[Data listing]
# # #

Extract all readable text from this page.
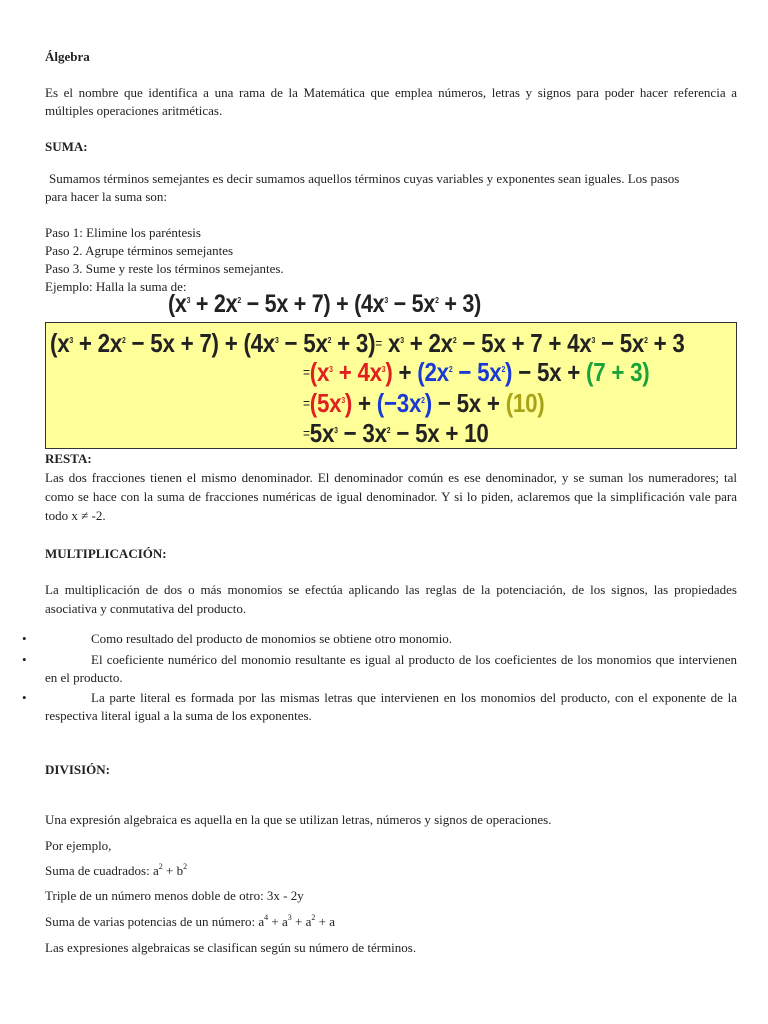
Álgebra
Es el nombre que identifica a una rama de la Matemática que emplea números, letras y signos para poder hacer referencia a múltiples operaciones aritméticas.
SUMA:
Sumamos términos semejantes es decir sumamos aquellos términos cuyas variables y exponentes sean iguales. Los pasos para hacer la suma son:
Paso 1: Elimine los paréntesis
Paso 2. Agrupe términos semejantes
Paso 3. Sume y reste los términos semejantes.
Ejemplo: Halla la suma de:
$(x^3 + 2x^2 - 5x + 7) + (4x^3 - 5x^2 + 3)$
$(x^3 + 2x^2 - 5x + 7) + (4x^3 - 5x^2 + 3)= x^3 + 2x^2 - 5x + 7 + 4x^3 - 5x^2 + 3$
$=(x^3 + 4x^3) + (2x^2 - 5x^2) - 5x + (7 + 3)$
$=(5x^3) + (-3x^2) - 5x + (10)$
$=5x^3 - 3x^2 - 5x + 10$
RESTA:
Las dos fracciones tienen el mismo denominador. El denominador común es ese denominador, y se suman los numeradores; tal como se hace con la suma de fracciones numéricas de igual denominador. Y si lo piden, aclaremos que la simplificación vale para todo x ≠ -2.
MULTIPLICACIÓN:
La multiplicación de dos o más monomios se efectúa aplicando las reglas de la potenciación, de los signos, las propiedades asociativa y conmutativa del producto.
•	Como resultado del producto de monomios se obtiene otro monomio.
•	El coeficiente numérico del monomio resultante es igual al producto de los coeficientes de los monomios que intervienen en el producto.
•	La parte literal es formada por las mismas letras que intervienen en los monomios del producto, con el exponente de la respectiva literal igual a la suma de los exponentes.
DIVISIÓN:
Una expresión algebraica es aquella en la que se utilizan letras, números y signos de operaciones.
Por ejemplo,
Suma de cuadrados: $a^2 + b^2$
Triple de un número menos doble de otro: 3x - 2y
Suma de varias potencias de un número: $a^4 + a^3 + a^2 + a$
Las expresiones algebraicas se clasifican según su número de términos.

# # #

**Work to complete:** Examine the records and report how many lines contain the string "números". Only the number should be given.

**Right answer:** 2